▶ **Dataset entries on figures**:
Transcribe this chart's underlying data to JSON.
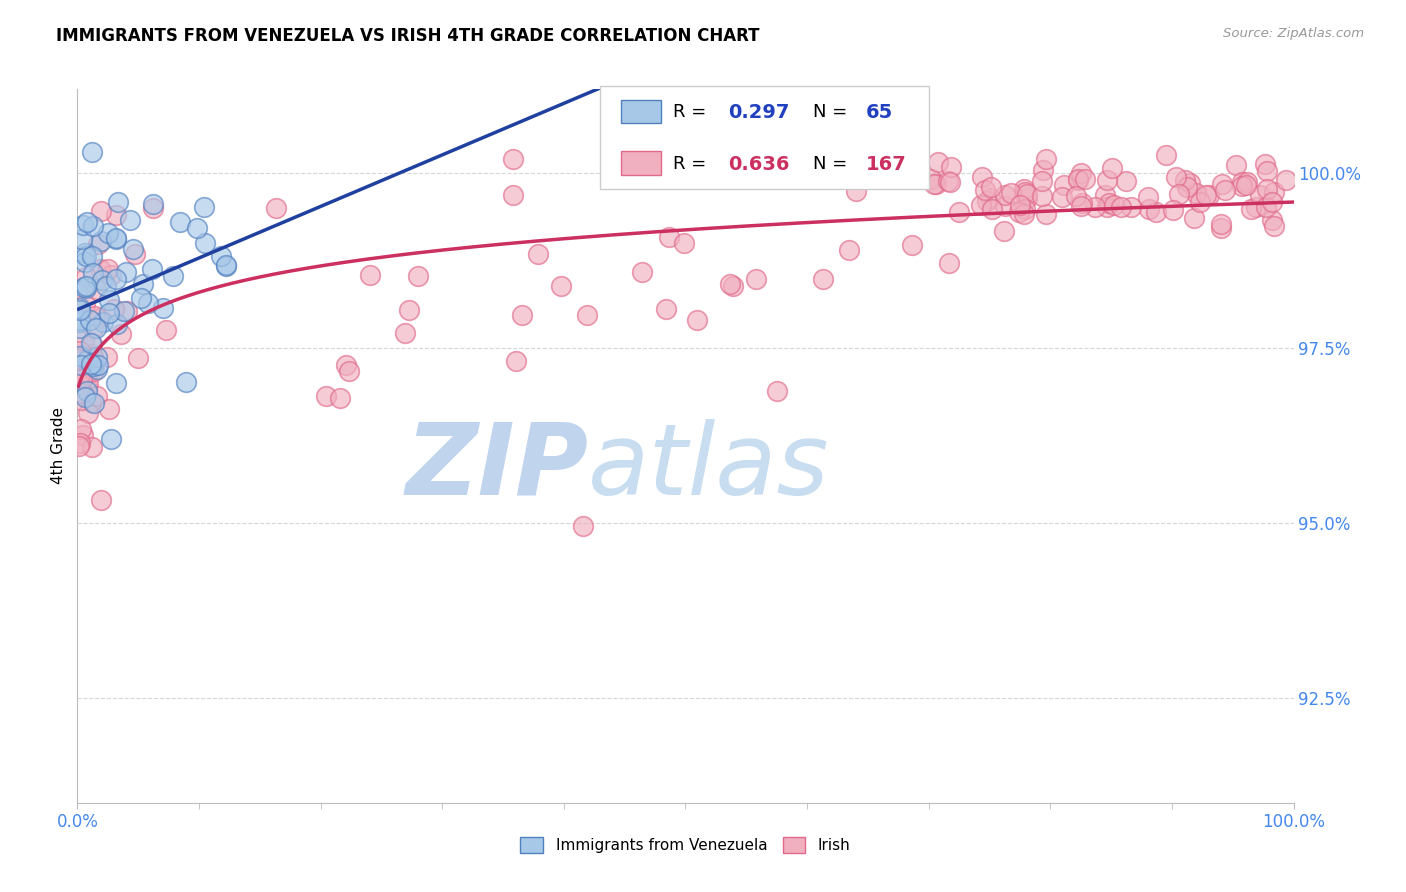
{
  "title": "IMMIGRANTS FROM VENEZUELA VS IRISH 4TH GRADE CORRELATION CHART",
  "source": "Source: ZipAtlas.com",
  "ylabel": "4th Grade",
  "ytick_labels": [
    "92.5%",
    "95.0%",
    "97.5%",
    "100.0%"
  ],
  "ytick_values": [
    92.5,
    95.0,
    97.5,
    100.0
  ],
  "xlim": [
    0.0,
    100.0
  ],
  "ylim": [
    91.0,
    101.2
  ],
  "legend_label1": "Immigrants from Venezuela",
  "legend_label2": "Irish",
  "r1": 0.297,
  "n1": 65,
  "r2": 0.636,
  "n2": 167,
  "color_blue_fill": "#a8c8e8",
  "color_blue_edge": "#5080c0",
  "color_pink_fill": "#f0b0c0",
  "color_pink_edge": "#e06888",
  "color_blue_line": "#2040a0",
  "color_pink_line": "#cc3060",
  "color_blue_text": "#2040c0",
  "color_pink_text": "#cc3060",
  "color_tick_labels": "#4488ee",
  "watermark_zip_color": "#c0d4ee",
  "watermark_atlas_color": "#c8ddf0"
}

▶ **What the task asks**: Every record above should come back exactly, but without its pictures.

▶ **Finished exercise**:
Transcribe this chart's underlying data to JSON.
{
  "title": "IMMIGRANTS FROM VENEZUELA VS IRISH 4TH GRADE CORRELATION CHART",
  "source": "Source: ZipAtlas.com",
  "ylabel": "4th Grade",
  "ytick_labels": [
    "92.5%",
    "95.0%",
    "97.5%",
    "100.0%"
  ],
  "ytick_values": [
    92.5,
    95.0,
    97.5,
    100.0
  ],
  "xlim": [
    0.0,
    100.0
  ],
  "ylim": [
    91.0,
    101.2
  ],
  "legend_label1": "Immigrants from Venezuela",
  "legend_label2": "Irish",
  "r1": 0.297,
  "n1": 65,
  "r2": 0.636,
  "n2": 167,
  "color_blue_fill": "#a8c8e8",
  "color_blue_edge": "#5080c0",
  "color_pink_fill": "#f0b0c0",
  "color_pink_edge": "#e06888",
  "color_blue_line": "#2040a0",
  "color_pink_line": "#cc3060",
  "color_blue_text": "#2040c0",
  "color_pink_text": "#cc3060",
  "color_tick_labels": "#4488ee",
  "watermark_zip_color": "#c0d4ee",
  "watermark_atlas_color": "#c8ddf0"
}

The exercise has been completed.